◆ **GOAL OF THE EXERCISE**:
Copy out the lines from the line with "point-climbing-down [441, 290, 446, 295]" to the line with "point-climbing-down [434, 302, 439, 307]", including both, without changing them.

◆ **AVAILABLE RECORDS**:
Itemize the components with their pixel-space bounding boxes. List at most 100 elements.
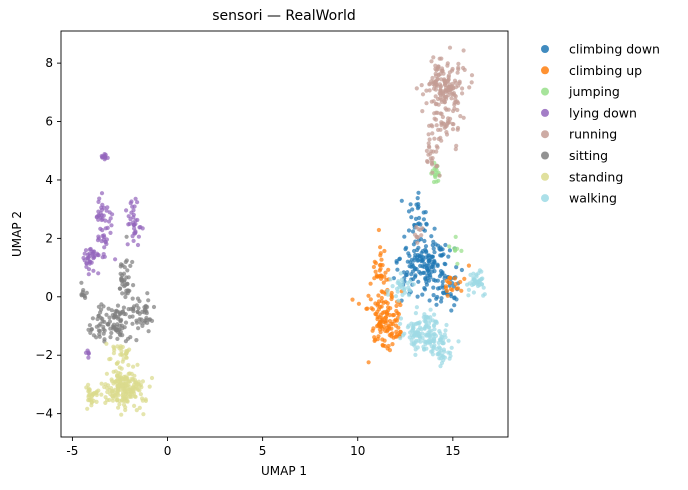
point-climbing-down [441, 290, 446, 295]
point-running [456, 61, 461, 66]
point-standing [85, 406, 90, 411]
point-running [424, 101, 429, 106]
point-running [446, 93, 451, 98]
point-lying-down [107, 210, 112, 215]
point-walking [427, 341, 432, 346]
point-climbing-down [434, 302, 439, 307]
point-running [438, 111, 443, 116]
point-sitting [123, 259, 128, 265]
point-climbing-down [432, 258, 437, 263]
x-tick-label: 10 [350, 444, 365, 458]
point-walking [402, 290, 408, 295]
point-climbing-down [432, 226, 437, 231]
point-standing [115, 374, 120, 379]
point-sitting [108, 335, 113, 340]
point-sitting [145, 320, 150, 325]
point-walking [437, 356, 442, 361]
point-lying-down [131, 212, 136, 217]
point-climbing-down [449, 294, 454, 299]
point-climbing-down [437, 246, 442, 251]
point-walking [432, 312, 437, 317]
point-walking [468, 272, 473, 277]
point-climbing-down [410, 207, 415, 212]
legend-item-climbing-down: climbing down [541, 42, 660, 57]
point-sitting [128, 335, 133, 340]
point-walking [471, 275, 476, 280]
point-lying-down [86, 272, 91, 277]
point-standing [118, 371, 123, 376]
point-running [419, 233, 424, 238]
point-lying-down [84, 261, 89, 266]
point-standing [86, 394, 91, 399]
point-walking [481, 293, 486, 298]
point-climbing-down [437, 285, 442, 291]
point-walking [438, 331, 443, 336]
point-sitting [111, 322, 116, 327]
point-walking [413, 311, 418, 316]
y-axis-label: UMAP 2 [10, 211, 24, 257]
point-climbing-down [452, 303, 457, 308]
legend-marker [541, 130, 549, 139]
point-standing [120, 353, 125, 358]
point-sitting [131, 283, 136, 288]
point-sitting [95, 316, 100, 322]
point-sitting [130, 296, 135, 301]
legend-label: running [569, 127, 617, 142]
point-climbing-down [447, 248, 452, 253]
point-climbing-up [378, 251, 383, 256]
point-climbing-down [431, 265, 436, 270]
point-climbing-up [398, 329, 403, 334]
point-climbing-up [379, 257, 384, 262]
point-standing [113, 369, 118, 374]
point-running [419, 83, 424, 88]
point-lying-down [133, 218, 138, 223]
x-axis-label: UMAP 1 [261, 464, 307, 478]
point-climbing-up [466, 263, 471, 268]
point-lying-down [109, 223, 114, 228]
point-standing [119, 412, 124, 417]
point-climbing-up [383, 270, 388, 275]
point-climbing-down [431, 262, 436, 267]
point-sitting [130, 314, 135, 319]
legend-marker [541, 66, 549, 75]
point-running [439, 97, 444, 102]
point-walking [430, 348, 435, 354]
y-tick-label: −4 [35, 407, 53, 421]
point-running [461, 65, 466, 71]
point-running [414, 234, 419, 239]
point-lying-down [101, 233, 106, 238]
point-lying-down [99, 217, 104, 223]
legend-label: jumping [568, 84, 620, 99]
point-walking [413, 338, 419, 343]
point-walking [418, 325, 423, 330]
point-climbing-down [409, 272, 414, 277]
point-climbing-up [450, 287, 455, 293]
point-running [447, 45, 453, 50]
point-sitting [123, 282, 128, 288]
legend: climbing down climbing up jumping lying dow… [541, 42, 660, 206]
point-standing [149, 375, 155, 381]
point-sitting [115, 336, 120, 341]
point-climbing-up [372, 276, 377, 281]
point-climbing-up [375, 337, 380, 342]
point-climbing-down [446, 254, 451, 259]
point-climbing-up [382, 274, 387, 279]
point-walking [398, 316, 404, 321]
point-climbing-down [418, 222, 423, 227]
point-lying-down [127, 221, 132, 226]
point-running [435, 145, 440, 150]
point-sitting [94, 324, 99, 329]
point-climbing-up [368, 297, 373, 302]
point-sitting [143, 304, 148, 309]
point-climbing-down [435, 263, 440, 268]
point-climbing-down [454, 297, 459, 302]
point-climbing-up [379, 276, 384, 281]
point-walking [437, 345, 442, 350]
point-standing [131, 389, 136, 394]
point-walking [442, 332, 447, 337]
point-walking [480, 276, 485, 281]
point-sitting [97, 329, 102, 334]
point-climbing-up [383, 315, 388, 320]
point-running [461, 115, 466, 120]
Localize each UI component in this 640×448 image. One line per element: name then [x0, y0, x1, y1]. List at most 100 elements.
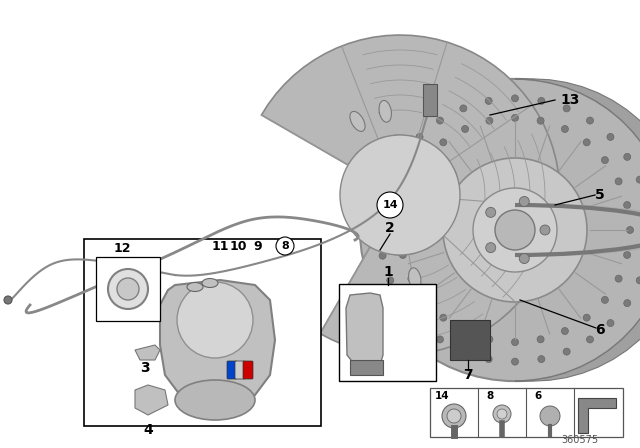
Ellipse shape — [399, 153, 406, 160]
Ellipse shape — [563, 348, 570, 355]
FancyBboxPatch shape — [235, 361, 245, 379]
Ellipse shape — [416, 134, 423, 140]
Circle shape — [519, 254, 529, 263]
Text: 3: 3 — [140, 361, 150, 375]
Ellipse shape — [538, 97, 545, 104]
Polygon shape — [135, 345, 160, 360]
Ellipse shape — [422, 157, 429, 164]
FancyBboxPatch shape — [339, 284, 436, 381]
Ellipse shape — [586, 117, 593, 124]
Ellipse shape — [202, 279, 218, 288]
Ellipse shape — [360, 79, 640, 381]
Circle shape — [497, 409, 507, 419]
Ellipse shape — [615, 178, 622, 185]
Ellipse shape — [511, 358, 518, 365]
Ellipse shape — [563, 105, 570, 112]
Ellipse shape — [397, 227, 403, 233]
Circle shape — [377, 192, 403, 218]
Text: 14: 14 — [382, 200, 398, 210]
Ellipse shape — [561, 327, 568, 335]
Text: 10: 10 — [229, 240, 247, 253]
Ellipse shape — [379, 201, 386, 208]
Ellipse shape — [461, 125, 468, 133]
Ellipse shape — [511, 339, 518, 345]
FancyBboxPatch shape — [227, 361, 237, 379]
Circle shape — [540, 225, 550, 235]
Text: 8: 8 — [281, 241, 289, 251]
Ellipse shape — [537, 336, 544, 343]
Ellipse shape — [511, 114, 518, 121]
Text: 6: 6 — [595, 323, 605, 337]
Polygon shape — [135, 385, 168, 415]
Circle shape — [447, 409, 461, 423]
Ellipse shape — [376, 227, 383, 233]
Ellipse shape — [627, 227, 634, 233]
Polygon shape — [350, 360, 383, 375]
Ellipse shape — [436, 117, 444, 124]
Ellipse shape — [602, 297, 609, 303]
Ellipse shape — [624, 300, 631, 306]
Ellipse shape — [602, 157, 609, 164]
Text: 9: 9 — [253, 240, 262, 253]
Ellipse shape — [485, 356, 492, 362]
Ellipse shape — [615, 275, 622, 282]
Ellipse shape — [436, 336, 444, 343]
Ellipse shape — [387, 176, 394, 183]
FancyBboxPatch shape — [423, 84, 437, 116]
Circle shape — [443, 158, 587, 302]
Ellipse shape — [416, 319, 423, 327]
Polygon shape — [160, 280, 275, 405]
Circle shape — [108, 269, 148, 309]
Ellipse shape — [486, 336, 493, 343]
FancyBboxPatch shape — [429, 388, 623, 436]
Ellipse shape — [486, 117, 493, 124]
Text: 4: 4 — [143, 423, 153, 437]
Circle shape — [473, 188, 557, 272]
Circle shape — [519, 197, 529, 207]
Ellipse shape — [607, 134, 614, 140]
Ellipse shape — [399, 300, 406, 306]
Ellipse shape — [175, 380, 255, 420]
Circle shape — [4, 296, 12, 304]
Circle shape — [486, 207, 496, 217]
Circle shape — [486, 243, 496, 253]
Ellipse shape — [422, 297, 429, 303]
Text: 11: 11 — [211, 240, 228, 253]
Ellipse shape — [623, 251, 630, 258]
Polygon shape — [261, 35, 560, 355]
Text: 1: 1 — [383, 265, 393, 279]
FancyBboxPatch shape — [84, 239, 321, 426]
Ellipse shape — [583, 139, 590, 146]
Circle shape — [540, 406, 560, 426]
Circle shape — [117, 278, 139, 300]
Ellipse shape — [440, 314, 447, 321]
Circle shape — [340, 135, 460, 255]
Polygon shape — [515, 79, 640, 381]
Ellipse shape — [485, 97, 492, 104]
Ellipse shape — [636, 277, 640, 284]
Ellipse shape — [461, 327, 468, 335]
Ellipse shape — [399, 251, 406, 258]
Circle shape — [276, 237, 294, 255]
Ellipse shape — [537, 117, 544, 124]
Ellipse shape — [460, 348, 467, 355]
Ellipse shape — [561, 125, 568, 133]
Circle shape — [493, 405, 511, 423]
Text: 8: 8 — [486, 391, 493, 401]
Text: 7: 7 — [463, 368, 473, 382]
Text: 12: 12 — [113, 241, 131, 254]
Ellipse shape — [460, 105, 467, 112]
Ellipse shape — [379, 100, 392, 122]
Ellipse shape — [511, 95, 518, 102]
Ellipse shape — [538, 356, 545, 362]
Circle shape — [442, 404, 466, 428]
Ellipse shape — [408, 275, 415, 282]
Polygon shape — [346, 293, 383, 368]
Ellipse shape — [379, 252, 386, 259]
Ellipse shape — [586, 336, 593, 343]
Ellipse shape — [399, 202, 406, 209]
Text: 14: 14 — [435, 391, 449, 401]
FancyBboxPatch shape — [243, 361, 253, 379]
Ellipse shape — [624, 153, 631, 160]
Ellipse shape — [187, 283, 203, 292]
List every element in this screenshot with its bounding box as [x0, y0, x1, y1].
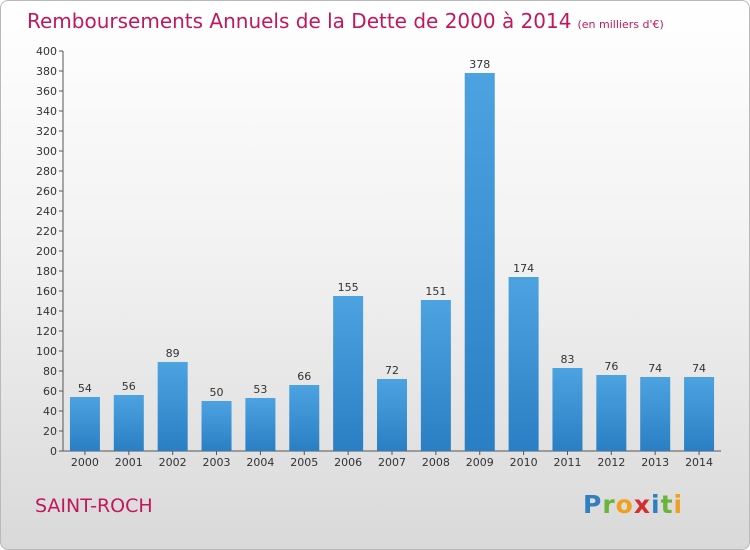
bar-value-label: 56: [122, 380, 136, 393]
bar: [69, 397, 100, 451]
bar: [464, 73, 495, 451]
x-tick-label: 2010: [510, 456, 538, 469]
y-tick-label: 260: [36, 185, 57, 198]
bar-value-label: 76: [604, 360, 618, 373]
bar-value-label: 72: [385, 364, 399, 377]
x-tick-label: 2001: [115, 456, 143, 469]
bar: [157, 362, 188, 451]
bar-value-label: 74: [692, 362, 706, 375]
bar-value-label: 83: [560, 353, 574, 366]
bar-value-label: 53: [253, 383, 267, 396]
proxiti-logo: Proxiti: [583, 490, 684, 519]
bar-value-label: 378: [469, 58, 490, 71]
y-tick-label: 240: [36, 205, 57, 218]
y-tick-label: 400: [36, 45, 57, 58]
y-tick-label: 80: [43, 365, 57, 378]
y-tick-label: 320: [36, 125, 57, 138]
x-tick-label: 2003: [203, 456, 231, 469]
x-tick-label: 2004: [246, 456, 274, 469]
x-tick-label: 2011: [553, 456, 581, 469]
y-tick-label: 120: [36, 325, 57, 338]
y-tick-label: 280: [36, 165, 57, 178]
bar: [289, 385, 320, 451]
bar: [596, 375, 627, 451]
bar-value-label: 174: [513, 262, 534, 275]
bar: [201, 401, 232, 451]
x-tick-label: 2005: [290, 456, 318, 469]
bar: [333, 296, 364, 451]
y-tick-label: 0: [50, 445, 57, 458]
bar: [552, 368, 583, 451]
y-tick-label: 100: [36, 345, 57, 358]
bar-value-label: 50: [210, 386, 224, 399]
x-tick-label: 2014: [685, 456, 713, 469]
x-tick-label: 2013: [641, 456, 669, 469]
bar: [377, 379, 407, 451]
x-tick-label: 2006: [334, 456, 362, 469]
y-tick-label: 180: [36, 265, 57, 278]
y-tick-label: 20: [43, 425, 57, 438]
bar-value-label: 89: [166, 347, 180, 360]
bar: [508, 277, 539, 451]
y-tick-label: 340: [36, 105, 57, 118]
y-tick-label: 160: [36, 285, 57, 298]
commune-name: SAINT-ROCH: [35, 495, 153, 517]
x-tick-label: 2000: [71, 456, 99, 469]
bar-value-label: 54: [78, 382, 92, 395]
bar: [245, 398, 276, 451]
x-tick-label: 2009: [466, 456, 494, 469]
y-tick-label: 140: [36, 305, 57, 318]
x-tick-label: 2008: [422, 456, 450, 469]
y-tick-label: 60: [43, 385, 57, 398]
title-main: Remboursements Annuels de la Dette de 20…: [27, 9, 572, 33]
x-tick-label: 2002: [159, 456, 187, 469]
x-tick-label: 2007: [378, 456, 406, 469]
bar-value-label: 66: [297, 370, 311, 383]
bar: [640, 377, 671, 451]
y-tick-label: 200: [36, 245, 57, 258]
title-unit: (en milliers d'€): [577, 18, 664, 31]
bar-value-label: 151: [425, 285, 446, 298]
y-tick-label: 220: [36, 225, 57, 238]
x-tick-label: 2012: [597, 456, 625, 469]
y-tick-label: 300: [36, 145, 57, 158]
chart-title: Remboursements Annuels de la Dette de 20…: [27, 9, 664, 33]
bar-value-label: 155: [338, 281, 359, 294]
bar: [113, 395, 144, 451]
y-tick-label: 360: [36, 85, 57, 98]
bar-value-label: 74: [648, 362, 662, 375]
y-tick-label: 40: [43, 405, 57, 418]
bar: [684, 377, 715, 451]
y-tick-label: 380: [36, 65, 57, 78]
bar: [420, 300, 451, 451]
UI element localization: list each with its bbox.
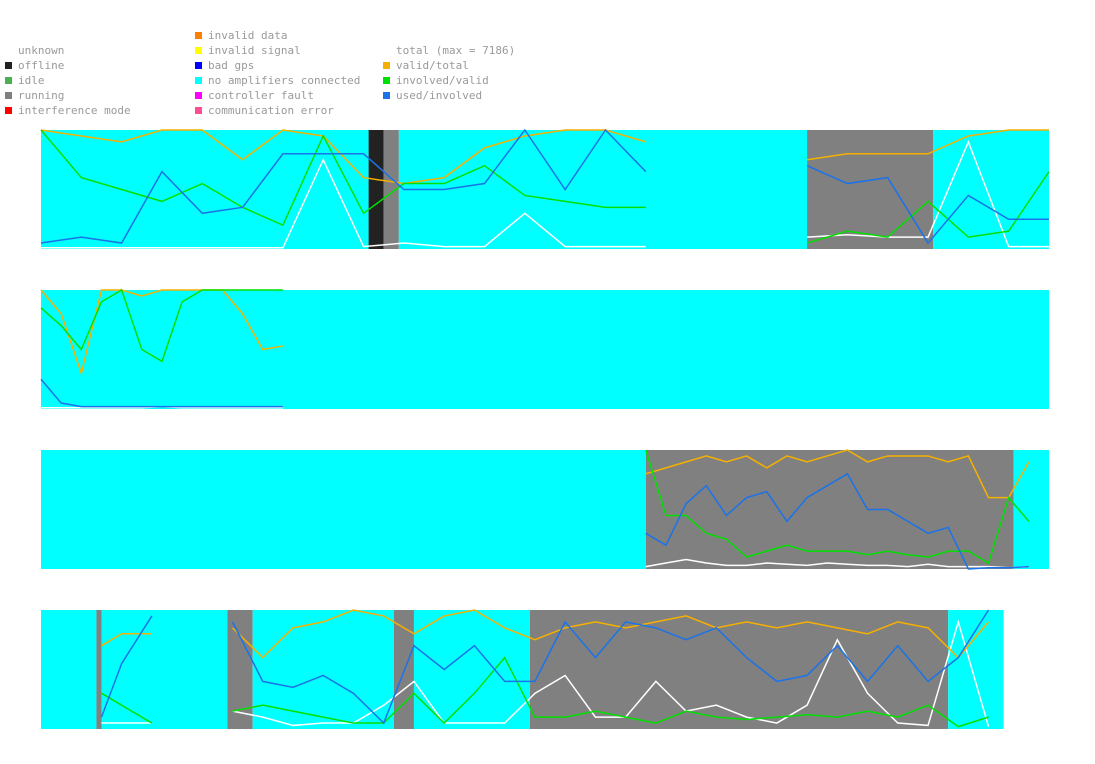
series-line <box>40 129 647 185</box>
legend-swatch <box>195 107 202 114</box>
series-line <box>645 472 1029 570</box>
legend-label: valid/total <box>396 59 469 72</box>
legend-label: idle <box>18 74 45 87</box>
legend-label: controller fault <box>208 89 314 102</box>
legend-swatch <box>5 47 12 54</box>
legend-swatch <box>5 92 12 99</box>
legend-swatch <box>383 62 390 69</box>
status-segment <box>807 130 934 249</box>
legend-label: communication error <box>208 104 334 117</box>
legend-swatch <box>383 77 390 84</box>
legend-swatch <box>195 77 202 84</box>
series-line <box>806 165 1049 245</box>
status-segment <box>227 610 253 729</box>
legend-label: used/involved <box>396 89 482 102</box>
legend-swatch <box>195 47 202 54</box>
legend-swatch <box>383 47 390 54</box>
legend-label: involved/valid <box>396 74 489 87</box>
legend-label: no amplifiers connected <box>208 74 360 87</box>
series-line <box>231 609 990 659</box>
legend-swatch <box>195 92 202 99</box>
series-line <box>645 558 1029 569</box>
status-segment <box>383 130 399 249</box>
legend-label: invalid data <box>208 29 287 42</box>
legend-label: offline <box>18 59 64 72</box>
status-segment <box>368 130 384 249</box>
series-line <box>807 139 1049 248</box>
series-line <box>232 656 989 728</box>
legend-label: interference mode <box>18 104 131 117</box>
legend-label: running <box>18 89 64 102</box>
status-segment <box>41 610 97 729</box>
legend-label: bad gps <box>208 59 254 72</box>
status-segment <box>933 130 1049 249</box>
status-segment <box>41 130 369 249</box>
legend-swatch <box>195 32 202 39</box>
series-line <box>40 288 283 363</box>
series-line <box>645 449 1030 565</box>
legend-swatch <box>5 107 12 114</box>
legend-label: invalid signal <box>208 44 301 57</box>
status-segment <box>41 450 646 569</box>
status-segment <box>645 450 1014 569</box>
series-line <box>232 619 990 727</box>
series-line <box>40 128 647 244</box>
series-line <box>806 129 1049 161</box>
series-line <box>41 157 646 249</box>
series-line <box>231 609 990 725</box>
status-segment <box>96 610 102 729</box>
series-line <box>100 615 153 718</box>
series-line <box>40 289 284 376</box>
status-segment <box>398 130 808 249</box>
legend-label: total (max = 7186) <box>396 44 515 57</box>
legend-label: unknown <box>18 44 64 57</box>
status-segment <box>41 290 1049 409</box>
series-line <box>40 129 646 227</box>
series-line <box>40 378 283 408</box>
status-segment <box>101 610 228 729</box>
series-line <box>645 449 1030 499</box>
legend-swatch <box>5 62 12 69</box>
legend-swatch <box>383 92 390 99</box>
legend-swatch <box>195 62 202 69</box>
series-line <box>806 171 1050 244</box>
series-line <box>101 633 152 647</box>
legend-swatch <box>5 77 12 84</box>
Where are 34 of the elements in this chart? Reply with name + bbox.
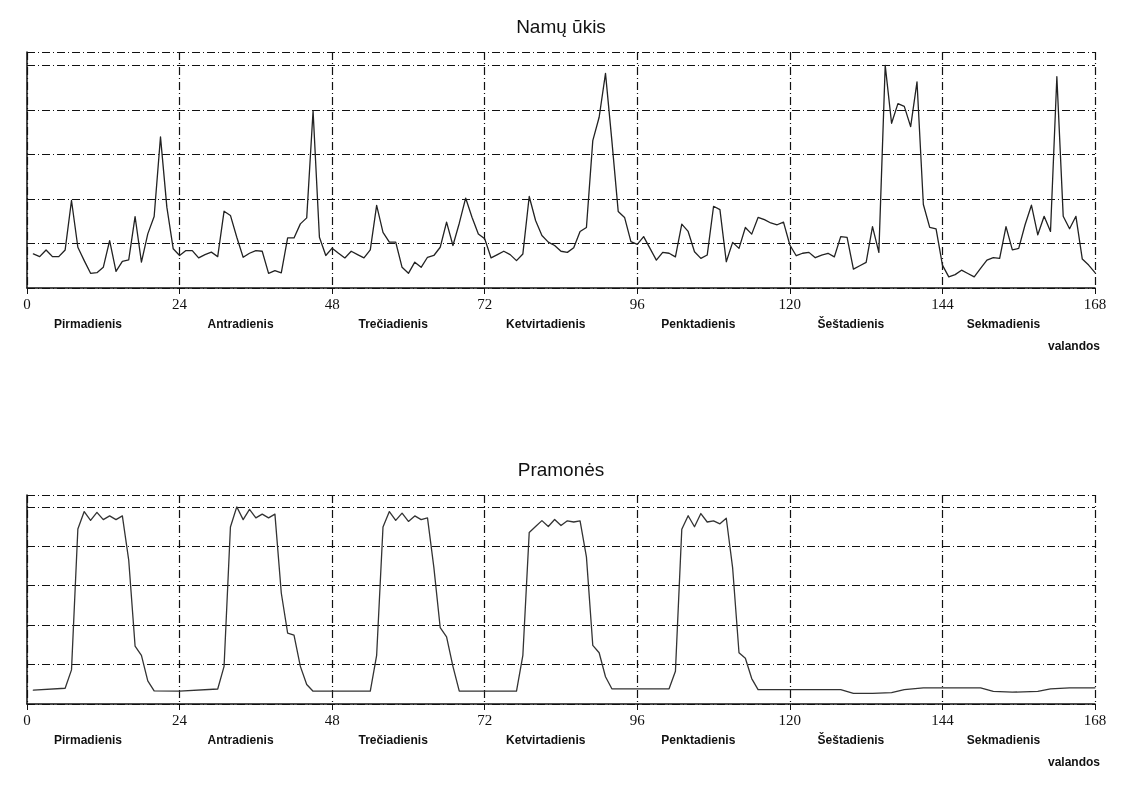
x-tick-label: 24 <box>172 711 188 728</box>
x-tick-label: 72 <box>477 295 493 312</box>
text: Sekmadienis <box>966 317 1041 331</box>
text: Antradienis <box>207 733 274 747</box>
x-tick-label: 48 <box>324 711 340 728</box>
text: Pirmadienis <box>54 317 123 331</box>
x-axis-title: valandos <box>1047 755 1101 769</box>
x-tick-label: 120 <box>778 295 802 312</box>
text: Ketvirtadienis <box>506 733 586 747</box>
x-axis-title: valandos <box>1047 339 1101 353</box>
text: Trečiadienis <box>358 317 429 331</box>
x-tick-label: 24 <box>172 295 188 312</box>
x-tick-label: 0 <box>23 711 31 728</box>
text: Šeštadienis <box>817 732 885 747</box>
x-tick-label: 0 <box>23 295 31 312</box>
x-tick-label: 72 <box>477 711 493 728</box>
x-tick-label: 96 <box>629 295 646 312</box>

◆ **RESPONSE**:
point-climbing-down [441, 290, 446, 295]
point-running [456, 61, 461, 66]
point-standing [85, 406, 90, 411]
point-running [424, 101, 429, 106]
point-running [446, 93, 451, 98]
point-lying-down [107, 210, 112, 215]
point-walking [427, 341, 432, 346]
point-climbing-down [434, 302, 439, 307]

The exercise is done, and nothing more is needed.